Does each of these statements agree with the text on finding a path through a grid? Answer yes or no for each, and quote the words of the text that decide it. 1. The path may move diagonally. 2. The matrix can be no larger than 10x10. 3. The path has to be the shortest one.

* start Selection *

What would be the optimal way to find a path that:
starts at the start cell
ends at the end cell
passes through all must visit cell
does not pass through any cell that cannot be visited
does not pass any cell twice
we can only move left, right, up and down
The matrix size can be at most 10x10.
For example:
S - start
E - end
0 - can visit
X - can not visit
M - must visit
S 0 0 M 0
0 0 0 X 0
0 M 0 0 0
0 X 0 0 0
0 0 0 0 E
One solution would be:
* 0 * * *
* 0 * X *
* * * 0 *
0 X 0 0 *
0 0 0 0 *
The path doesn't necessarily should be the shortest one, but it would be nice if it can be, and it can be calculated quiet fast.
You can model the grid with a class Grid that would have a width and a height, and a set of must locations a set of mustNot locations:
public class Grid {
private final int width;
private final int height;
private final Set<Location> must = new HashSet<>();
private final Set<Location> mustNot = new HashSet<>();
public Grid(int width, int height,
Collection<Location> must, Collection<Location> mustNot) {
this.width = width;
this.height = height;
this.must.addAll(must);
this.mustNot.addAll(mustNot);
}
In that class, you would have a method solve that would take a start location and an end location, and would return the best path:
public PathNode solve(Location start, Location end) {
...

* end Selection *
* start Records provided *

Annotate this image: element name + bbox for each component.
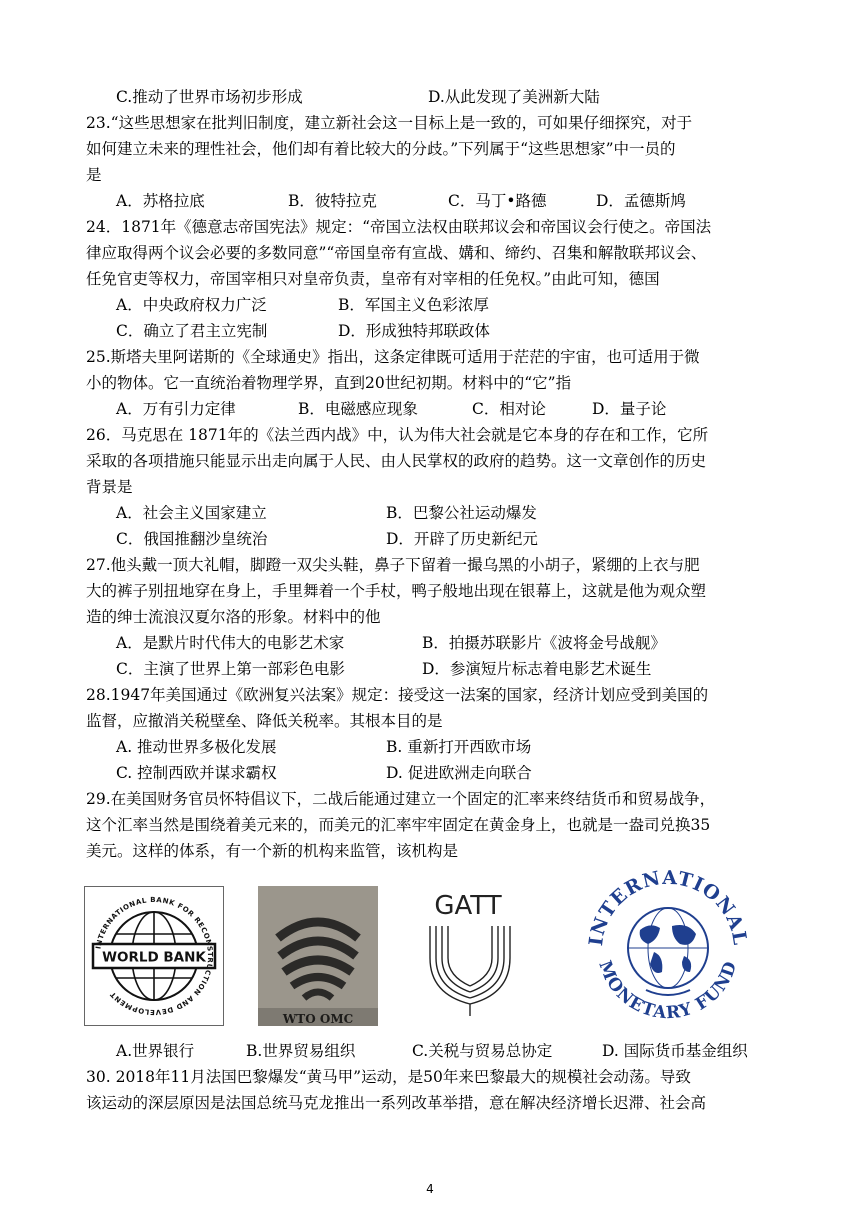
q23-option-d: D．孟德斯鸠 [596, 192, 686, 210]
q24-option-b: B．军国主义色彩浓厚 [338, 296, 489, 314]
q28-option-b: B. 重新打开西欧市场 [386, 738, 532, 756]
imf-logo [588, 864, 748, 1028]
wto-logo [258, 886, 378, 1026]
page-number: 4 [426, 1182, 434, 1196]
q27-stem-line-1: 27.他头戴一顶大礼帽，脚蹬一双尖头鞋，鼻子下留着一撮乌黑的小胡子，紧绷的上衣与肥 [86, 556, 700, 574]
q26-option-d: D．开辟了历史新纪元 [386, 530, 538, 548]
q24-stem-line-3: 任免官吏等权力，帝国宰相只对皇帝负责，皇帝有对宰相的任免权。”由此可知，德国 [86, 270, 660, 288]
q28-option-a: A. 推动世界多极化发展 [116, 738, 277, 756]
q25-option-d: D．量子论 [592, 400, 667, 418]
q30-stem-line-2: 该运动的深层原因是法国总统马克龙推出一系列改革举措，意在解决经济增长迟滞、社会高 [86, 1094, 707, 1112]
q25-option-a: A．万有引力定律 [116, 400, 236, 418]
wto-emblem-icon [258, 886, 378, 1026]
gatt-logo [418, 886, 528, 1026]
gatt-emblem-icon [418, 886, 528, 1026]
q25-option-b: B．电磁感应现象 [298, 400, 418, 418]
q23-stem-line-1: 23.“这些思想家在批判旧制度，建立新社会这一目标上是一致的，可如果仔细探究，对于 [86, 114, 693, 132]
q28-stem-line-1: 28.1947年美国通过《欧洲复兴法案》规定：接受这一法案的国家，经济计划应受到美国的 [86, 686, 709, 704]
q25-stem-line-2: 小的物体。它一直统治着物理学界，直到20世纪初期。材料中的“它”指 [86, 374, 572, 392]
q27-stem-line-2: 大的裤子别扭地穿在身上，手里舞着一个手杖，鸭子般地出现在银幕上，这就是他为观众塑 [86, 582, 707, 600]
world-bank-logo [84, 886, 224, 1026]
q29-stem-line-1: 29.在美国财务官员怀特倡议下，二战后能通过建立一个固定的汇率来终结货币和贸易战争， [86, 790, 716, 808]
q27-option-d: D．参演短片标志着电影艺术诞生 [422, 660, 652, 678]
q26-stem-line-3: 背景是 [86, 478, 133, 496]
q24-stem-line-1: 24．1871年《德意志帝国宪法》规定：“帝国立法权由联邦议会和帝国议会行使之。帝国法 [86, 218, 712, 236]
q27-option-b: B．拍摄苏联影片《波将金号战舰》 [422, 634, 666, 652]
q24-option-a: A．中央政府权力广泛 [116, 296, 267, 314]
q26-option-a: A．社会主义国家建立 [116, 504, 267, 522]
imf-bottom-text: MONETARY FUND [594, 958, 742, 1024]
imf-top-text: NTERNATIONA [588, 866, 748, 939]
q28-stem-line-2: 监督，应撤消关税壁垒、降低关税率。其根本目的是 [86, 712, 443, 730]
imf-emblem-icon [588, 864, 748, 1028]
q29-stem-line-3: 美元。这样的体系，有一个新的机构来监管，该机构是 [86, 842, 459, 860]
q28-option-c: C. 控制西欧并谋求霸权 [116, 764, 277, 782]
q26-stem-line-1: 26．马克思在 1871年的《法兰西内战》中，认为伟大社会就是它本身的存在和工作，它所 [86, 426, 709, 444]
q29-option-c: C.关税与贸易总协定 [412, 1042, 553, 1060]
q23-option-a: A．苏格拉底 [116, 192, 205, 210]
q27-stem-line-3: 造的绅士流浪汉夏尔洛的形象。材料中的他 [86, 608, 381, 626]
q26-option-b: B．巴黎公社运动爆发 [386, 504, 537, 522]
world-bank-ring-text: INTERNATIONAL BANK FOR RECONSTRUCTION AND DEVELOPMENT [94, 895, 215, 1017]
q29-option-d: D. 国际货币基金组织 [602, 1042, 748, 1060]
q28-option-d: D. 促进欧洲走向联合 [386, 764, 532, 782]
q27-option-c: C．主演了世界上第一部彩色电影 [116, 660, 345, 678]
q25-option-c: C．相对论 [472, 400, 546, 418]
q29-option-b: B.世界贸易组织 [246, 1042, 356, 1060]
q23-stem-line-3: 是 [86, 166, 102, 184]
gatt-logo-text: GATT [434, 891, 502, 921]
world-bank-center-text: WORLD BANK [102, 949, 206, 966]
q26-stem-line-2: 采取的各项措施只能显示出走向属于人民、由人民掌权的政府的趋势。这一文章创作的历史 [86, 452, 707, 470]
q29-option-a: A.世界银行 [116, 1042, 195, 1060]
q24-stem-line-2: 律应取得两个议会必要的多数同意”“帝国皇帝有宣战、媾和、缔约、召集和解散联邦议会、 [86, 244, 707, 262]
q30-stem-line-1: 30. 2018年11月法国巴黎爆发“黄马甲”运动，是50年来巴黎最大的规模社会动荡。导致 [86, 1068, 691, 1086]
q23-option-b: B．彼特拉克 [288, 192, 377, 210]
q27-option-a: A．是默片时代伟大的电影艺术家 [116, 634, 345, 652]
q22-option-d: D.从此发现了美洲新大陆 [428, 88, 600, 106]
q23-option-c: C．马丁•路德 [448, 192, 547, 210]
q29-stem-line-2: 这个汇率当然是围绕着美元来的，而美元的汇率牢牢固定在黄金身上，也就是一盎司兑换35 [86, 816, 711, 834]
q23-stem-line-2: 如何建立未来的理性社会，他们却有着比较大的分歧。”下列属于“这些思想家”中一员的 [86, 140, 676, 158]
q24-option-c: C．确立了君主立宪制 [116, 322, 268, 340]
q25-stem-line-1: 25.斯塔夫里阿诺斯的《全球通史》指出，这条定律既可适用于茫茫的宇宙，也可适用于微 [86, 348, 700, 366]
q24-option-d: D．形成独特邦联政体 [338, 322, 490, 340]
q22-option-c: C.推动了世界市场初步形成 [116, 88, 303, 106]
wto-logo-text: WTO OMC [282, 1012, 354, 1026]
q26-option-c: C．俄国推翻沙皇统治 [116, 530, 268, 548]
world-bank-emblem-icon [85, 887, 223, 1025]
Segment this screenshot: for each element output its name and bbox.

* end Records provided *

> [Output]:
1. No: "we can only move left, right, up and down"
2. Yes: "The matrix size can be at most 10x10."
3. No: "The path doesn't necessarily should be the shortest one"